(Stored items from a collection)
╭──

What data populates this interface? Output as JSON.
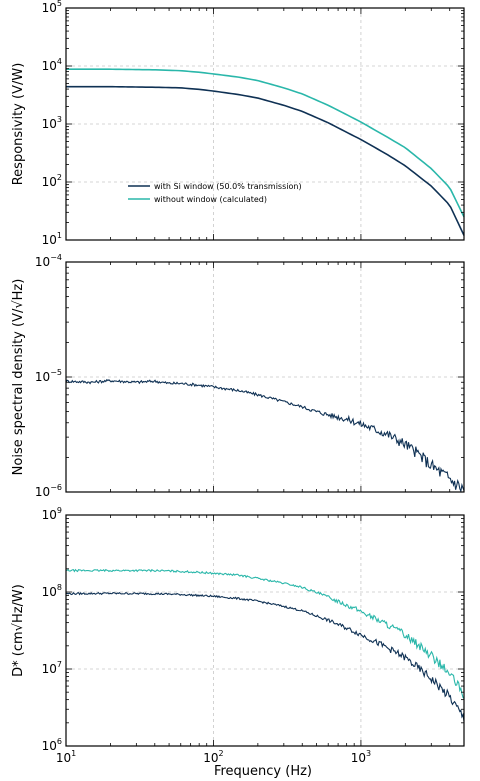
{
  "colors": {
    "dark": "#0f3154",
    "teal": "#2ab7aa",
    "grid": "#c8c8c8"
  },
  "xaxis": {
    "label": "Frequency (Hz)",
    "ticks": [
      {
        "base": "10",
        "exp": "1"
      },
      {
        "base": "10",
        "exp": "2"
      },
      {
        "base": "10",
        "exp": "3"
      }
    ],
    "range": [
      10,
      5000
    ],
    "scale": "log"
  },
  "chart_data": [
    {
      "type": "line",
      "ylabel": "Responsivity (V/W)",
      "yscale": "log",
      "ylim": [
        10,
        100000
      ],
      "xlim": [
        10,
        5000
      ],
      "grid": true,
      "legend_position": "center-left",
      "yticks": [
        {
          "base": "10",
          "exp": "1"
        },
        {
          "base": "10",
          "exp": "2"
        },
        {
          "base": "10",
          "exp": "3"
        },
        {
          "base": "10",
          "exp": "4"
        },
        {
          "base": "10",
          "exp": "5"
        }
      ],
      "series": [
        {
          "name": "with Si window (50.0% transmission)",
          "color": "#0f3154",
          "x": [
            10,
            20,
            40,
            60,
            80,
            100,
            150,
            200,
            300,
            400,
            600,
            800,
            1000,
            1500,
            2000,
            3000,
            4000,
            5000
          ],
          "y": [
            4400,
            4400,
            4300,
            4200,
            3950,
            3700,
            3200,
            2800,
            2100,
            1650,
            1050,
            720,
            540,
            300,
            190,
            85,
            40,
            12
          ]
        },
        {
          "name": "without window (calculated)",
          "color": "#2ab7aa",
          "x": [
            10,
            20,
            40,
            60,
            80,
            100,
            150,
            200,
            300,
            400,
            600,
            800,
            1000,
            1500,
            2000,
            3000,
            4000,
            5000
          ],
          "y": [
            8800,
            8800,
            8600,
            8300,
            7800,
            7300,
            6400,
            5600,
            4200,
            3300,
            2100,
            1450,
            1080,
            600,
            390,
            170,
            80,
            25
          ]
        }
      ]
    },
    {
      "type": "line",
      "ylabel": "Noise spectral density (V/√Hz)",
      "yscale": "log",
      "ylim": [
        1e-06,
        0.0001
      ],
      "xlim": [
        10,
        5000
      ],
      "grid": true,
      "yticks": [
        {
          "base": "10",
          "exp": "−6"
        },
        {
          "base": "10",
          "exp": "−5"
        },
        {
          "base": "10",
          "exp": "−4"
        }
      ],
      "series": [
        {
          "color": "#0f3154",
          "x": [
            10,
            15,
            20,
            30,
            40,
            50,
            60,
            80,
            100,
            150,
            200,
            300,
            400,
            500,
            600,
            800,
            1000,
            1500,
            2000,
            2500,
            3000,
            4000,
            5000
          ],
          "y": [
            9.2e-06,
            9e-06,
            9.3e-06,
            9e-06,
            9.2e-06,
            8.8e-06,
            8.8e-06,
            8.5e-06,
            8.2e-06,
            7.6e-06,
            7e-06,
            6.1e-06,
            5.5e-06,
            5e-06,
            4.7e-06,
            4.3e-06,
            3.9e-06,
            3.2e-06,
            2.6e-06,
            2.1e-06,
            1.7e-06,
            1.3e-06,
            1.05e-06
          ]
        }
      ]
    },
    {
      "type": "line",
      "ylabel": "D* (cm√Hz/W)",
      "yscale": "log",
      "ylim": [
        1000000,
        1000000000
      ],
      "xlim": [
        10,
        5000
      ],
      "grid": true,
      "yticks": [
        {
          "base": "10",
          "exp": "6"
        },
        {
          "base": "10",
          "exp": "7"
        },
        {
          "base": "10",
          "exp": "8"
        },
        {
          "base": "10",
          "exp": "9"
        }
      ],
      "series": [
        {
          "name": "with Si window (50.0% transmission)",
          "color": "#0f3154",
          "x": [
            10,
            20,
            40,
            60,
            80,
            100,
            150,
            200,
            300,
            400,
            600,
            800,
            1000,
            1500,
            2000,
            3000,
            4000,
            5000
          ],
          "y": [
            95000000.0,
            96000000.0,
            95000000.0,
            93000000.0,
            90000000.0,
            88000000.0,
            82000000.0,
            76000000.0,
            65000000.0,
            57000000.0,
            43000000.0,
            34000000.0,
            28000000.0,
            19000000.0,
            14000000.0,
            7500000.0,
            4300000.0,
            2300000.0
          ]
        },
        {
          "name": "without window (calculated)",
          "color": "#2ab7aa",
          "x": [
            10,
            20,
            40,
            60,
            80,
            100,
            150,
            200,
            300,
            400,
            600,
            800,
            1000,
            1500,
            2000,
            3000,
            4000,
            5000
          ],
          "y": [
            190000000.0,
            190000000.0,
            190000000.0,
            185000000.0,
            180000000.0,
            175000000.0,
            165000000.0,
            150000000.0,
            130000000.0,
            115000000.0,
            86000000.0,
            68000000.0,
            56000000.0,
            38000000.0,
            28000000.0,
            15000000.0,
            8600000.0,
            4600000.0
          ]
        }
      ]
    }
  ]
}
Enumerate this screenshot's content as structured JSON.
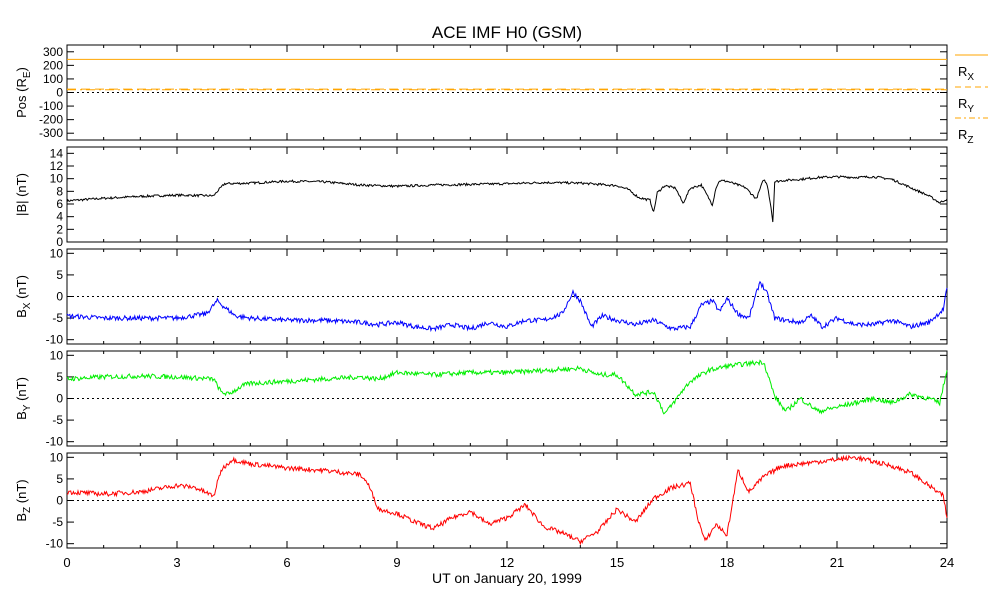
{
  "title": "ACE IMF H0 (GSM)",
  "x_axis_label": "UT on January 20, 1999",
  "chart_data": [
    {
      "type": "line",
      "panel": "position",
      "ylabel": "Pos (RE)",
      "ylim": [
        -350,
        350
      ],
      "yticks": [
        -300,
        -200,
        -100,
        0,
        100,
        200,
        300
      ],
      "ytick_labels": [
        "-300",
        "-200",
        "-100",
        "0",
        "100",
        "200",
        "300"
      ],
      "zero_line": true,
      "x": [
        0,
        24
      ],
      "series": [
        {
          "name": "RX",
          "color": "#ffa500",
          "dash": "solid",
          "values": [
            244,
            244
          ]
        },
        {
          "name": "RY",
          "color": "#ffa500",
          "dash": "dashed",
          "values": [
            25,
            25
          ]
        },
        {
          "name": "RZ",
          "color": "#ffa500",
          "dash": "dashdot",
          "values": [
            20,
            20
          ]
        }
      ],
      "legend": [
        "RX",
        "RY",
        "RZ"
      ],
      "legend_position": "right"
    },
    {
      "type": "line",
      "panel": "btotal",
      "ylabel": "|B| (nT)",
      "ylim": [
        0,
        15
      ],
      "yticks": [
        0,
        2,
        4,
        6,
        8,
        10,
        12,
        14
      ],
      "ytick_labels": [
        "0",
        "2",
        "4",
        "6",
        "8",
        "10",
        "12",
        "14"
      ],
      "zero_line": false,
      "series": [
        {
          "name": "|B|",
          "color": "#000000",
          "x": [
            0,
            0.5,
            1,
            2,
            3,
            4,
            4.1,
            4.3,
            5,
            6,
            7,
            8,
            9,
            10,
            11,
            12,
            13,
            14,
            15,
            15.3,
            15.6,
            15.9,
            16,
            16.1,
            16.3,
            16.6,
            16.8,
            17,
            17.3,
            17.6,
            17.7,
            17.8,
            18,
            18.5,
            18.8,
            19,
            19.1,
            19.2,
            19.25,
            19.3,
            19.5,
            20,
            20.5,
            21,
            21.5,
            22,
            22.5,
            23,
            23.5,
            23.8,
            24
          ],
          "values": [
            6.5,
            6.7,
            6.9,
            7.2,
            7.4,
            7.3,
            8.0,
            9.2,
            9.3,
            9.6,
            9.5,
            9.0,
            8.8,
            9.0,
            9.1,
            9.2,
            9.4,
            9.3,
            8.9,
            8.3,
            7.0,
            6.6,
            4.7,
            7.8,
            8.9,
            8.5,
            6.1,
            8.5,
            9.0,
            5.9,
            8.6,
            9.7,
            9.6,
            8.6,
            6.8,
            9.9,
            9.0,
            5.5,
            3.2,
            9.5,
            9.7,
            9.9,
            10.2,
            10.3,
            10.2,
            10.3,
            9.9,
            8.6,
            7.3,
            6.2,
            6.8
          ]
        }
      ]
    },
    {
      "type": "line",
      "panel": "bx",
      "ylabel": "BX (nT)",
      "ylim": [
        -11,
        11
      ],
      "yticks": [
        -10,
        -5,
        0,
        5,
        10
      ],
      "ytick_labels": [
        "-10",
        "-5",
        "0",
        "5",
        "10"
      ],
      "zero_line": true,
      "series": [
        {
          "name": "BX",
          "color": "#0000ff",
          "x": [
            0,
            1,
            2,
            3,
            3.8,
            4.1,
            4.3,
            4.6,
            5,
            6,
            7,
            8,
            8.5,
            9,
            9.5,
            10,
            10.5,
            11,
            11.5,
            12,
            12.5,
            13,
            13.5,
            13.8,
            14,
            14.3,
            14.6,
            15,
            15.5,
            16,
            16.5,
            17,
            17.3,
            17.6,
            17.8,
            18,
            18.3,
            18.6,
            18.9,
            19.1,
            19.3,
            19.6,
            20,
            20.3,
            20.6,
            21,
            21.5,
            22,
            22.5,
            23,
            23.5,
            23.9,
            24
          ],
          "values": [
            -4.5,
            -5.0,
            -5.0,
            -5.0,
            -4.0,
            -1.0,
            -2.5,
            -4.5,
            -5.0,
            -5.5,
            -5.5,
            -6.0,
            -6.5,
            -6.0,
            -7.0,
            -7.5,
            -6.5,
            -7.5,
            -6.0,
            -7.0,
            -5.5,
            -5.5,
            -4.0,
            1.0,
            -1.0,
            -7.0,
            -4.5,
            -5.5,
            -6.5,
            -5.5,
            -7.5,
            -7.0,
            -2.0,
            -1.0,
            -3.5,
            -0.5,
            -4.0,
            -5.0,
            3.5,
            0.5,
            -5.0,
            -5.5,
            -6.0,
            -4.5,
            -7.0,
            -5.0,
            -6.5,
            -6.5,
            -5.5,
            -7.0,
            -6.0,
            -3.0,
            2.0
          ]
        }
      ]
    },
    {
      "type": "line",
      "panel": "by",
      "ylabel": "BY (nT)",
      "ylim": [
        -11,
        11
      ],
      "yticks": [
        -10,
        -5,
        0,
        5,
        10
      ],
      "ytick_labels": [
        "-10",
        "-5",
        "0",
        "5",
        "10"
      ],
      "zero_line": true,
      "series": [
        {
          "name": "BY",
          "color": "#00ee00",
          "x": [
            0,
            1,
            2,
            3,
            4,
            4.2,
            4.4,
            4.8,
            5,
            6,
            7,
            8,
            8.5,
            9,
            10,
            11,
            12,
            13,
            14,
            14.5,
            15,
            15.5,
            16,
            16.3,
            16.5,
            16.8,
            17,
            17.5,
            18,
            18.5,
            19,
            19.3,
            19.6,
            20,
            20.5,
            21,
            21.5,
            22,
            22.5,
            23,
            23.5,
            23.8,
            24
          ],
          "values": [
            4.5,
            5.0,
            5.2,
            5.0,
            4.5,
            1.5,
            1.0,
            3.0,
            3.5,
            4.0,
            4.5,
            5.0,
            4.5,
            6.0,
            5.5,
            6.0,
            6.0,
            6.5,
            7.0,
            5.5,
            5.5,
            1.0,
            1.5,
            -3.5,
            -1.5,
            2.0,
            4.0,
            6.5,
            7.5,
            8.0,
            8.5,
            0.5,
            -3.0,
            0.0,
            -3.0,
            -2.0,
            -1.0,
            0.0,
            -1.0,
            1.0,
            0.0,
            -1.0,
            6.5
          ]
        }
      ]
    },
    {
      "type": "line",
      "panel": "bz",
      "ylabel": "BZ (nT)",
      "ylim": [
        -11,
        11
      ],
      "yticks": [
        -10,
        -5,
        0,
        5,
        10
      ],
      "ytick_labels": [
        "-10",
        "-5",
        "0",
        "5",
        "10"
      ],
      "zero_line": true,
      "series": [
        {
          "name": "BZ",
          "color": "#ff0000",
          "x": [
            0,
            1,
            2,
            3,
            3.5,
            4,
            4.2,
            4.5,
            5,
            6,
            7,
            8,
            8.2,
            8.5,
            9,
            9.5,
            10,
            10.5,
            11,
            11.5,
            12,
            12.5,
            13,
            13.5,
            14,
            14.5,
            15,
            15.5,
            16,
            16.5,
            17,
            17.2,
            17.4,
            17.7,
            18,
            18.3,
            18.6,
            19,
            19.5,
            20,
            20.5,
            21,
            21.5,
            22,
            22.5,
            23,
            23.5,
            23.9,
            24
          ],
          "values": [
            2.0,
            1.5,
            2.0,
            3.5,
            3.0,
            1.0,
            7.0,
            9.5,
            8.5,
            7.5,
            7.0,
            6.0,
            4.0,
            -2.0,
            -3.0,
            -5.0,
            -6.5,
            -4.0,
            -2.5,
            -5.5,
            -4.0,
            -1.0,
            -6.0,
            -7.5,
            -9.5,
            -7.0,
            -2.0,
            -5.0,
            0.5,
            3.0,
            4.0,
            -4.0,
            -9.5,
            -5.5,
            -8.0,
            7.0,
            2.0,
            5.5,
            8.0,
            8.5,
            9.0,
            9.5,
            10.0,
            9.0,
            8.0,
            6.5,
            3.5,
            1.0,
            -4.0
          ]
        }
      ]
    }
  ],
  "x_axis": {
    "xlim": [
      0,
      24
    ],
    "ticks": [
      0,
      3,
      6,
      9,
      12,
      15,
      18,
      21,
      24
    ],
    "tick_labels": [
      "0",
      "3",
      "6",
      "9",
      "12",
      "15",
      "18",
      "21",
      "24"
    ]
  },
  "colors": {
    "position": "#ffa500",
    "btotal": "#000000",
    "bx": "#0000ff",
    "by": "#00ee00",
    "bz": "#ff0000"
  }
}
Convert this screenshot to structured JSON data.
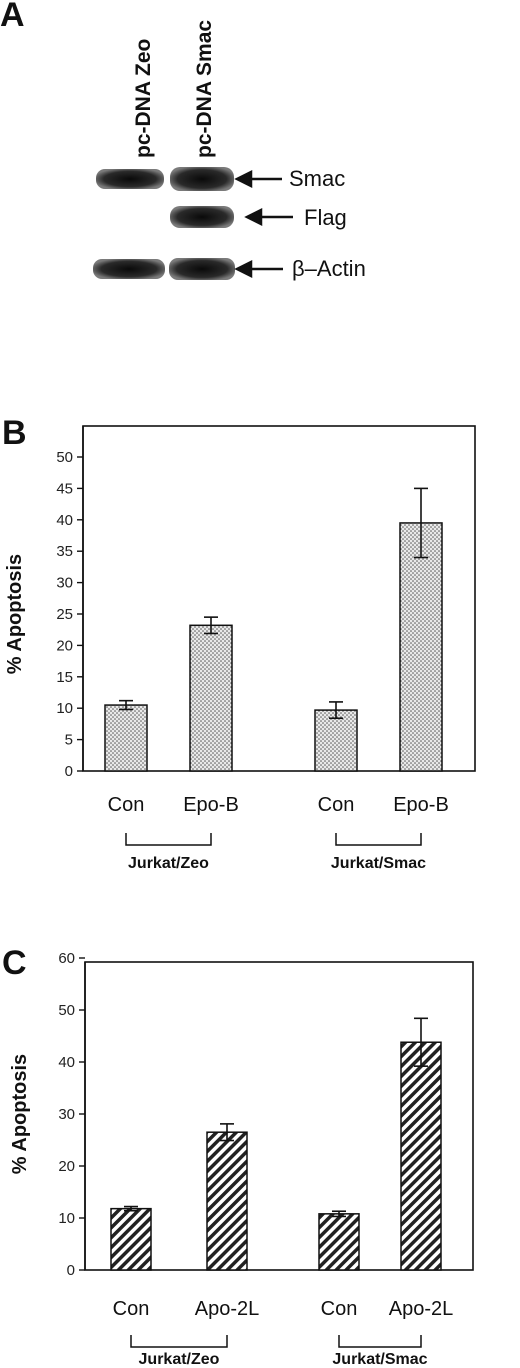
{
  "panelA": {
    "letter": "A",
    "lanes": [
      "pc-DNA Zeo",
      "pc-DNA Smac"
    ],
    "bands": [
      {
        "label": "Smac",
        "lanes": [
          true,
          true
        ]
      },
      {
        "label": "Flag",
        "lanes": [
          false,
          true
        ]
      },
      {
        "label": "β–Actin",
        "lanes": [
          true,
          true
        ]
      }
    ]
  },
  "chart_data": [
    {
      "panel": "B",
      "type": "bar",
      "ylabel": "% Apoptosis",
      "ylim": [
        0,
        50
      ],
      "yticks": [
        0,
        5,
        10,
        15,
        20,
        25,
        30,
        35,
        40,
        45,
        50
      ],
      "categories": [
        "Con",
        "Epo-B",
        "Con",
        "Epo-B"
      ],
      "groups": [
        "Jurkat/Zeo",
        "Jurkat/Smac"
      ],
      "values": [
        10.5,
        23.2,
        9.7,
        39.5
      ],
      "errors": [
        0.7,
        1.3,
        1.3,
        5.5
      ],
      "bar_pattern": "dotted",
      "grid": false
    },
    {
      "panel": "C",
      "type": "bar",
      "ylabel": "% Apoptosis",
      "ylim": [
        0,
        60
      ],
      "yticks": [
        0,
        10,
        20,
        30,
        40,
        50,
        60
      ],
      "categories": [
        "Con",
        "Apo-2L",
        "Con",
        "Apo-2L"
      ],
      "groups": [
        "Jurkat/Zeo",
        "Jurkat/Smac"
      ],
      "values": [
        11.8,
        26.5,
        10.8,
        43.8
      ],
      "errors": [
        0.4,
        1.6,
        0.5,
        4.6
      ],
      "bar_pattern": "hatched",
      "grid": false
    }
  ]
}
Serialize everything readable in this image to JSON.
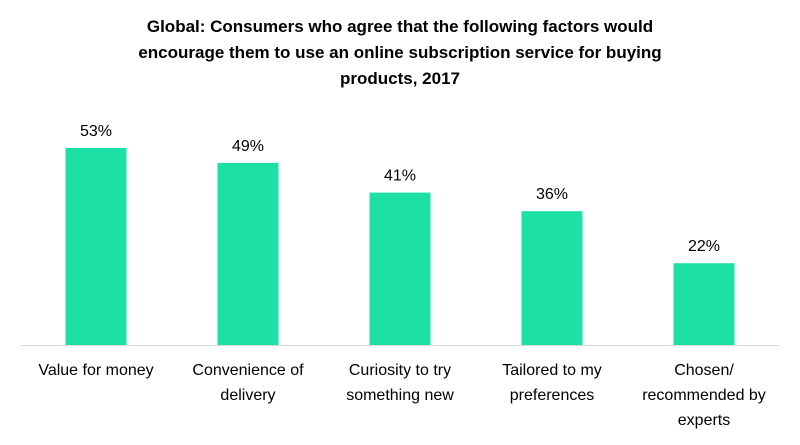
{
  "chart_data": {
    "type": "bar",
    "title": [
      "Global: Consumers who agree that the following factors would",
      "encourage them to use an online subscription service for buying",
      "products, 2017"
    ],
    "categories": [
      [
        "Value for money"
      ],
      [
        "Convenience of",
        "delivery"
      ],
      [
        "Curiosity to try",
        "something new"
      ],
      [
        "Tailored to my",
        "preferences"
      ],
      [
        "Chosen/",
        "recommended by",
        "experts"
      ]
    ],
    "values": [
      53,
      49,
      41,
      36,
      22
    ],
    "data_labels": [
      "53%",
      "49%",
      "41%",
      "36%",
      "22%"
    ],
    "ylim": [
      0,
      53
    ],
    "bar_color": "#1de0a4",
    "axis_color": "#d9d9d9",
    "gridlines": false,
    "legend": "none"
  }
}
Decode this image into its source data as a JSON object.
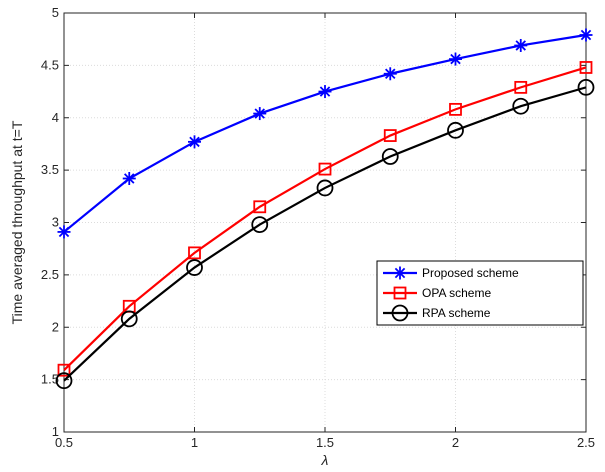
{
  "chart_data": {
    "type": "line",
    "title": "",
    "xlabel": "λ",
    "ylabel": "Time averaged throughput at t=T",
    "xlim": [
      0.5,
      2.5
    ],
    "ylim": [
      1,
      5
    ],
    "xticks": [
      "0.5",
      "1",
      "1.5",
      "2",
      "2.5"
    ],
    "yticks": [
      "1",
      "1.5",
      "2",
      "2.5",
      "3",
      "3.5",
      "4",
      "4.5",
      "5"
    ],
    "grid": true,
    "legend_position": "lower-right",
    "x": [
      0.5,
      0.75,
      1.0,
      1.25,
      1.5,
      1.75,
      2.0,
      2.25,
      2.5
    ],
    "series": [
      {
        "name": "Proposed scheme",
        "color": "#0000ff",
        "marker": "asterisk",
        "values": [
          2.91,
          3.42,
          3.77,
          4.04,
          4.25,
          4.42,
          4.56,
          4.69,
          4.79
        ]
      },
      {
        "name": "OPA scheme",
        "color": "#ff0000",
        "marker": "square",
        "values": [
          1.59,
          2.2,
          2.71,
          3.15,
          3.51,
          3.83,
          4.08,
          4.29,
          4.48
        ]
      },
      {
        "name": "RPA scheme",
        "color": "#000000",
        "marker": "circle",
        "values": [
          1.49,
          2.08,
          2.57,
          2.98,
          3.33,
          3.63,
          3.88,
          4.11,
          4.29
        ]
      }
    ]
  }
}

╰──

- [Job]: Lines holding the word "image" in the entries above are the ones to pull out. Copy them all.

- [The solution]:
Serialize everything readable in this image to JSON.
Decode this image into its source data as a JSON object.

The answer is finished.